(Dataset entries on figures)
------------------------------
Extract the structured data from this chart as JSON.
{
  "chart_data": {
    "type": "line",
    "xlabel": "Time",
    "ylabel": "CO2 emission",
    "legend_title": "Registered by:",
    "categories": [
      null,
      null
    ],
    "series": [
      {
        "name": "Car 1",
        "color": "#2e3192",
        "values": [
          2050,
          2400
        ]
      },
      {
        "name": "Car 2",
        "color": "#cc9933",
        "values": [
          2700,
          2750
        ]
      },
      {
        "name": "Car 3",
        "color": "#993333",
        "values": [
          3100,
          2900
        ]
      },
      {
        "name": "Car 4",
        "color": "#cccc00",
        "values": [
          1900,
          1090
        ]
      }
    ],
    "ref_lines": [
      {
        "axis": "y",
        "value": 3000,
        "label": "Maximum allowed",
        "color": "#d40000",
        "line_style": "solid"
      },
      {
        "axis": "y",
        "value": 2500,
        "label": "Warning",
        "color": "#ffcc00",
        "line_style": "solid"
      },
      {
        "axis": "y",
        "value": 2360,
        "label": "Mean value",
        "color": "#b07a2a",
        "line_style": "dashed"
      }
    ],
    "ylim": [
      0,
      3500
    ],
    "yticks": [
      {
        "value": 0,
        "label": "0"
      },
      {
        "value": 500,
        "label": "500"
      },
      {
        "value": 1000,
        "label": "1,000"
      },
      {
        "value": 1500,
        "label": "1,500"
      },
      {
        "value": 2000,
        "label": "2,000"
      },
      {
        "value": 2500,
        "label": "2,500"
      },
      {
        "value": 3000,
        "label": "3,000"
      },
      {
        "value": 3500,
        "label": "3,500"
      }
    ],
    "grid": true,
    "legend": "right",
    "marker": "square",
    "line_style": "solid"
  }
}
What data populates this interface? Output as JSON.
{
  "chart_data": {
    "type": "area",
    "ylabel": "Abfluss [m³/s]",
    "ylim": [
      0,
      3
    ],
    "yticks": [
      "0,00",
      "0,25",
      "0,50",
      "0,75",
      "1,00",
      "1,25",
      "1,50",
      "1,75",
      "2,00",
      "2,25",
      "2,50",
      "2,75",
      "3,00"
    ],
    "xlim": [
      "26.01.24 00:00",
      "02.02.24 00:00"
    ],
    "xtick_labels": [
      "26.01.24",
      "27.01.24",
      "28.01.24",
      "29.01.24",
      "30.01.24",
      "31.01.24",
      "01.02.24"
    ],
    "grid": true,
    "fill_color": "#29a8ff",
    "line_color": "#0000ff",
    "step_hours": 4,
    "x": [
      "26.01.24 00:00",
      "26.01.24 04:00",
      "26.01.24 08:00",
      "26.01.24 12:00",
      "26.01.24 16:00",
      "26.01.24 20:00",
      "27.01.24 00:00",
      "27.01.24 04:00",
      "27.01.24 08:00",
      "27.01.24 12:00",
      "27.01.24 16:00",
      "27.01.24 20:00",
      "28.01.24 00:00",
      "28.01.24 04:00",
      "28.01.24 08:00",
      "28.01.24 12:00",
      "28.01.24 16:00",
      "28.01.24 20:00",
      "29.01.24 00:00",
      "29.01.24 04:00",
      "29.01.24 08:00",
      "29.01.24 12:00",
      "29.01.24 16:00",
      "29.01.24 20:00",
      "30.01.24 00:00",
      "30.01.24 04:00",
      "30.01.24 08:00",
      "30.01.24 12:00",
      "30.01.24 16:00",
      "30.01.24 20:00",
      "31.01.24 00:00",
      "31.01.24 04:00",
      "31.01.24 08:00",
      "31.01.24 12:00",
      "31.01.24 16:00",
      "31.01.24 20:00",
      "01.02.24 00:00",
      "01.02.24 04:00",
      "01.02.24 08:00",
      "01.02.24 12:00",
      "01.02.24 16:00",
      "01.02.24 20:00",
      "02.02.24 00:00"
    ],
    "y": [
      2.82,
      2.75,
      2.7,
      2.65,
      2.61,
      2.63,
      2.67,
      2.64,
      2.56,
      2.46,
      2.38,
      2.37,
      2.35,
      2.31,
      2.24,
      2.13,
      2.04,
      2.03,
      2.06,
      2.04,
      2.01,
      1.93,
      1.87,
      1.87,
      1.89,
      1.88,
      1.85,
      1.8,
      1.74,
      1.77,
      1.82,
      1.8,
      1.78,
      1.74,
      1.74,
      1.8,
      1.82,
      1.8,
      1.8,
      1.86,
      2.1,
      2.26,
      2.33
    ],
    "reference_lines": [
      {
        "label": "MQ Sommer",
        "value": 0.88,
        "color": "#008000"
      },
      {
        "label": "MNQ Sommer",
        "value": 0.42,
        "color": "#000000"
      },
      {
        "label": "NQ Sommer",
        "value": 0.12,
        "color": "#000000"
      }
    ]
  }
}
------------------------------
▶ **WHAT TO WORK ON**
Reproduce the material above without altering a single character.

▶ **FINAL ANSWER**
Extract the structured data from this chart as JSON.
{
  "chart_data": {
    "type": "line",
    "xlabel": "Time",
    "ylabel": "CO2 emission",
    "legend_title": "Registered by:",
    "categories": [
      null,
      null
    ],
    "series": [
      {
        "name": "Car 1",
        "color": "#2e3192",
        "values": [
          2050,
          2400
        ]
      },
      {
        "name": "Car 2",
        "color": "#cc9933",
        "values": [
          2700,
          2750
        ]
      },
      {
        "name": "Car 3",
        "color": "#993333",
        "values": [
          3100,
          2900
        ]
      },
      {
        "name": "Car 4",
        "color": "#cccc00",
        "values": [
          1900,
          1090
        ]
      }
    ],
    "ref_lines": [
      {
        "axis": "y",
        "value": 3000,
        "label": "Maximum allowed",
        "color": "#d40000",
        "line_style": "solid"
      },
      {
        "axis": "y",
        "value": 2500,
        "label": "Warning",
        "color": "#ffcc00",
        "line_style": "solid"
      },
      {
        "axis": "y",
        "value": 2360,
        "label": "Mean value",
        "color": "#b07a2a",
        "line_style": "dashed"
      }
    ],
    "ylim": [
      0,
      3500
    ],
    "yticks": [
      {
        "value": 0,
        "label": "0"
      },
      {
        "value": 500,
        "label": "500"
      },
      {
        "value": 1000,
        "label": "1,000"
      },
      {
        "value": 1500,
        "label": "1,500"
      },
      {
        "value": 2000,
        "label": "2,000"
      },
      {
        "value": 2500,
        "label": "2,500"
      },
      {
        "value": 3000,
        "label": "3,000"
      },
      {
        "value": 3500,
        "label": "3,500"
      }
    ],
    "grid": true,
    "legend": "right",
    "marker": "square",
    "line_style": "solid"
  }
}
What data populates this interface? Output as JSON.
{
  "chart_data": {
    "type": "area",
    "ylabel": "Abfluss [m³/s]",
    "ylim": [
      0,
      3
    ],
    "yticks": [
      "0,00",
      "0,25",
      "0,50",
      "0,75",
      "1,00",
      "1,25",
      "1,50",
      "1,75",
      "2,00",
      "2,25",
      "2,50",
      "2,75",
      "3,00"
    ],
    "xlim": [
      "26.01.24 00:00",
      "02.02.24 00:00"
    ],
    "xtick_labels": [
      "26.01.24",
      "27.01.24",
      "28.01.24",
      "29.01.24",
      "30.01.24",
      "31.01.24",
      "01.02.24"
    ],
    "grid": true,
    "fill_color": "#29a8ff",
    "line_color": "#0000ff",
    "step_hours": 4,
    "x": [
      "26.01.24 00:00",
      "26.01.24 04:00",
      "26.01.24 08:00",
      "26.01.24 12:00",
      "26.01.24 16:00",
      "26.01.24 20:00",
      "27.01.24 00:00",
      "27.01.24 04:00",
      "27.01.24 08:00",
      "27.01.24 12:00",
      "27.01.24 16:00",
      "27.01.24 20:00",
      "28.01.24 00:00",
      "28.01.24 04:00",
      "28.01.24 08:00",
      "28.01.24 12:00",
      "28.01.24 16:00",
      "28.01.24 20:00",
      "29.01.24 00:00",
      "29.01.24 04:00",
      "29.01.24 08:00",
      "29.01.24 12:00",
      "29.01.24 16:00",
      "29.01.24 20:00",
      "30.01.24 00:00",
      "30.01.24 04:00",
      "30.01.24 08:00",
      "30.01.24 12:00",
      "30.01.24 16:00",
      "30.01.24 20:00",
      "31.01.24 00:00",
      "31.01.24 04:00",
      "31.01.24 08:00",
      "31.01.24 12:00",
      "31.01.24 16:00",
      "31.01.24 20:00",
      "01.02.24 00:00",
      "01.02.24 04:00",
      "01.02.24 08:00",
      "01.02.24 12:00",
      "01.02.24 16:00",
      "01.02.24 20:00",
      "02.02.24 00:00"
    ],
    "y": [
      2.82,
      2.75,
      2.7,
      2.65,
      2.61,
      2.63,
      2.67,
      2.64,
      2.56,
      2.46,
      2.38,
      2.37,
      2.35,
      2.31,
      2.24,
      2.13,
      2.04,
      2.03,
      2.06,
      2.04,
      2.01,
      1.93,
      1.87,
      1.87,
      1.89,
      1.88,
      1.85,
      1.8,
      1.74,
      1.77,
      1.82,
      1.8,
      1.78,
      1.74,
      1.74,
      1.8,
      1.82,
      1.8,
      1.8,
      1.86,
      2.1,
      2.26,
      2.33
    ],
    "reference_lines": [
      {
        "label": "MQ Sommer",
        "value": 0.88,
        "color": "#008000"
      },
      {
        "label": "MNQ Sommer",
        "value": 0.42,
        "color": "#000000"
      },
      {
        "label": "NQ Sommer",
        "value": 0.12,
        "color": "#000000"
      }
    ]
  }
}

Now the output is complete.